▶ The exercise
Show every line that has the string "äußeren" in it.

▶ Data for processing
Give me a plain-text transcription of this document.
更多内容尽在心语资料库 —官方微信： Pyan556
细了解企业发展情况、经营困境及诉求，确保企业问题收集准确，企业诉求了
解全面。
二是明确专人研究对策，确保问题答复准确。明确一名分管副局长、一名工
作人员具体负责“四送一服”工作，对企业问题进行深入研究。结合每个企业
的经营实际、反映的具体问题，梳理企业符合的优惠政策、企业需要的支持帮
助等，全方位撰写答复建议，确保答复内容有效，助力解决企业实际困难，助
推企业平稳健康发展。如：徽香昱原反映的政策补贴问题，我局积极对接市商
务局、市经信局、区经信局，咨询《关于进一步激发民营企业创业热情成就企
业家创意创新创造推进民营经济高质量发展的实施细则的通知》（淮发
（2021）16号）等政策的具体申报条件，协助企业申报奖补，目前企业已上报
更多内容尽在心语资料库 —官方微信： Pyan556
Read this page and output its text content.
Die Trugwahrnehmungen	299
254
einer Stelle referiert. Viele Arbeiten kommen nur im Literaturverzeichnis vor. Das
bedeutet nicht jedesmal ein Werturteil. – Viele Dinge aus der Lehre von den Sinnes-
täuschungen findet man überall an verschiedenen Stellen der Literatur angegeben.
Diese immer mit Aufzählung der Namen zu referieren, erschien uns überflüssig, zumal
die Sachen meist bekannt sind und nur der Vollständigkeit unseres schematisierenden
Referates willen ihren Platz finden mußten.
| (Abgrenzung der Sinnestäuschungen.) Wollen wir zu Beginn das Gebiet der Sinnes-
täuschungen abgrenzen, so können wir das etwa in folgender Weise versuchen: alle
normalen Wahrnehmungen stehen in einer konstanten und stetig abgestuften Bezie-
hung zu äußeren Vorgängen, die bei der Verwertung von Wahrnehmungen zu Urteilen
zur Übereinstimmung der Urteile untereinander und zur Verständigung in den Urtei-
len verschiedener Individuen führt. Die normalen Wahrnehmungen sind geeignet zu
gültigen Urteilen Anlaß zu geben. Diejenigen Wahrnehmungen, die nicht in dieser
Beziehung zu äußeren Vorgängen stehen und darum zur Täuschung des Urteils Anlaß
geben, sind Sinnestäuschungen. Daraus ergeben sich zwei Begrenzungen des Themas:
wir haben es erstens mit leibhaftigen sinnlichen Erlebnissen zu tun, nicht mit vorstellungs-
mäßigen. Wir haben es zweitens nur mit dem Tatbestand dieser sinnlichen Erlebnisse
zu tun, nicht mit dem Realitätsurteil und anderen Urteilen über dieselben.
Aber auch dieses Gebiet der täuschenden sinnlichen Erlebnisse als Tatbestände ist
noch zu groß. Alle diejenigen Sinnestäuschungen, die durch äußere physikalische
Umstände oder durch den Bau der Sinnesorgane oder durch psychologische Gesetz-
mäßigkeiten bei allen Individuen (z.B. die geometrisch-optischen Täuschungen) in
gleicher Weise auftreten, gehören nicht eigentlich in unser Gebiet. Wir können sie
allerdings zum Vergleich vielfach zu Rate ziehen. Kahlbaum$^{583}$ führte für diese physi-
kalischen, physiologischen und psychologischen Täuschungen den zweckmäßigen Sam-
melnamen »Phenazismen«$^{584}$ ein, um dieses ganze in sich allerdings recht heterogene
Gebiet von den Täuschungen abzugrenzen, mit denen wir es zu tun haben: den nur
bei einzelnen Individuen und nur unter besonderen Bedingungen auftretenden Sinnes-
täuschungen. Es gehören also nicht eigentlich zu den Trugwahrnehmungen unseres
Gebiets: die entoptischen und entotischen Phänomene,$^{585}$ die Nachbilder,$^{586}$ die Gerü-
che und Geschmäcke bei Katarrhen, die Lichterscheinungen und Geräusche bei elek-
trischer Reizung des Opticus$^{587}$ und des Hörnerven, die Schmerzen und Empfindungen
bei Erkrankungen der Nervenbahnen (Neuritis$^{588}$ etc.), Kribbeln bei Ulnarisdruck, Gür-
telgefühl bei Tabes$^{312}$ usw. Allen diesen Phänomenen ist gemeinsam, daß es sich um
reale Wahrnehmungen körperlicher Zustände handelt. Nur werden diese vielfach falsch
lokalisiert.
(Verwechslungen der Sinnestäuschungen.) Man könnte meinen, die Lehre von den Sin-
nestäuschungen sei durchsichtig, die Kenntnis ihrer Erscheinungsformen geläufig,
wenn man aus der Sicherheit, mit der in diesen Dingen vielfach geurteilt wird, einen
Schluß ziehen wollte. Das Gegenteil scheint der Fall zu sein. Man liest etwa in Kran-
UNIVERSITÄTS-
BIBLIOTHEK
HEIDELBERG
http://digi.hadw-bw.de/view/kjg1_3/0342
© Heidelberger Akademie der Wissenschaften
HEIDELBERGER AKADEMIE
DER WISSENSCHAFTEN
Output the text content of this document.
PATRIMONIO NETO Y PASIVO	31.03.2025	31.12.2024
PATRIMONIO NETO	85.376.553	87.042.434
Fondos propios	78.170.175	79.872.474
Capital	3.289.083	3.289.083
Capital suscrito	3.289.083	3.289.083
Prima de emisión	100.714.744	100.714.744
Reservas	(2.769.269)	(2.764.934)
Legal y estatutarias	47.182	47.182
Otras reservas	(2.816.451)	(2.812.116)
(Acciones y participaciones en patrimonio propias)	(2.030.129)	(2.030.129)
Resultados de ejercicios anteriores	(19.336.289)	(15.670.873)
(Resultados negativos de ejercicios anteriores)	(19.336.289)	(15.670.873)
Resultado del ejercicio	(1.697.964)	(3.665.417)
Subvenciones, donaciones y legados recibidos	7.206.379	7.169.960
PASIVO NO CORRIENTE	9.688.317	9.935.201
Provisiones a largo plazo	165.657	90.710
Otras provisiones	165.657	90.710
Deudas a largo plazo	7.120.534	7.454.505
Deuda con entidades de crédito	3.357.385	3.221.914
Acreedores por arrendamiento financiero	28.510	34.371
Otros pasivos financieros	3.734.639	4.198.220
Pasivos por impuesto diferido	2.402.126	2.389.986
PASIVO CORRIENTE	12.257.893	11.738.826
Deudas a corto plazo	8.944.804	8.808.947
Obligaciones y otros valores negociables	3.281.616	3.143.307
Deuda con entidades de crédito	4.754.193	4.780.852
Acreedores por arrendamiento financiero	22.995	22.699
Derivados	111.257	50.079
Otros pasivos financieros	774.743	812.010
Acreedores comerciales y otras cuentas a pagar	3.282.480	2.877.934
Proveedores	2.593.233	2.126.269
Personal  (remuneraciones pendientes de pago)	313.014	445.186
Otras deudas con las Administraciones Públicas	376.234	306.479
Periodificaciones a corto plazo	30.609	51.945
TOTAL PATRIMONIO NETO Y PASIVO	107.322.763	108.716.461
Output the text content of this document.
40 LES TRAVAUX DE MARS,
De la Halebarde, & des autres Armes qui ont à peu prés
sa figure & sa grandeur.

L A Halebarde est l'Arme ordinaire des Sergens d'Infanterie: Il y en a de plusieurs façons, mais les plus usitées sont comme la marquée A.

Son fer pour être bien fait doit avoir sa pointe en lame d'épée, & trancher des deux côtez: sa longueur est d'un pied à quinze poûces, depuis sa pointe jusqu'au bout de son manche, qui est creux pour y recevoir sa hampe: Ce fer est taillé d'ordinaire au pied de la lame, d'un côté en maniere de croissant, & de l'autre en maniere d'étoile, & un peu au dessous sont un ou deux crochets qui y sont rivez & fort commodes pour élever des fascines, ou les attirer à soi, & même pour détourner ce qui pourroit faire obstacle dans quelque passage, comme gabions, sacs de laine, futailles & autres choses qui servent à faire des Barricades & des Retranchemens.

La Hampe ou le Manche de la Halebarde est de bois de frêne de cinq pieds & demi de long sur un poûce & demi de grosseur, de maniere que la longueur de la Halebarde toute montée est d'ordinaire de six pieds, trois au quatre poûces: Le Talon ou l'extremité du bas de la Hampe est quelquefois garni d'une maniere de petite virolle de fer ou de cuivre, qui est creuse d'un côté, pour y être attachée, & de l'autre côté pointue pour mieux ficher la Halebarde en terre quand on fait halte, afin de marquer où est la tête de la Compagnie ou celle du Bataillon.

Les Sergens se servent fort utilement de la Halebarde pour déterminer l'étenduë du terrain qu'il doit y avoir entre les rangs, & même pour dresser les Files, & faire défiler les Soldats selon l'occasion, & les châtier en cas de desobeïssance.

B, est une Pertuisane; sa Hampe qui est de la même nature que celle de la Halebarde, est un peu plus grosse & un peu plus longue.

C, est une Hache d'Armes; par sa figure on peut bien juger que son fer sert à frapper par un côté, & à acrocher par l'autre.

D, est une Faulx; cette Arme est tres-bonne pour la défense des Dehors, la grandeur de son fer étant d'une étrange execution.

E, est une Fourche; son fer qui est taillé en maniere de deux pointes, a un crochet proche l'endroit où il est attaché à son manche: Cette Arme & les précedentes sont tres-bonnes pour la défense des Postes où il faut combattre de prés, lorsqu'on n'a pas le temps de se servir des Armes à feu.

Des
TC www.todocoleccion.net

▶ Response for this exercise
hung zu äußeren Vorgängen, die bei der Verwertung von Wahrnehmungen zu Urteilen
Beziehung zu äußeren Vorgängen stehen und darum zur Täuschung des Urteils Anlaß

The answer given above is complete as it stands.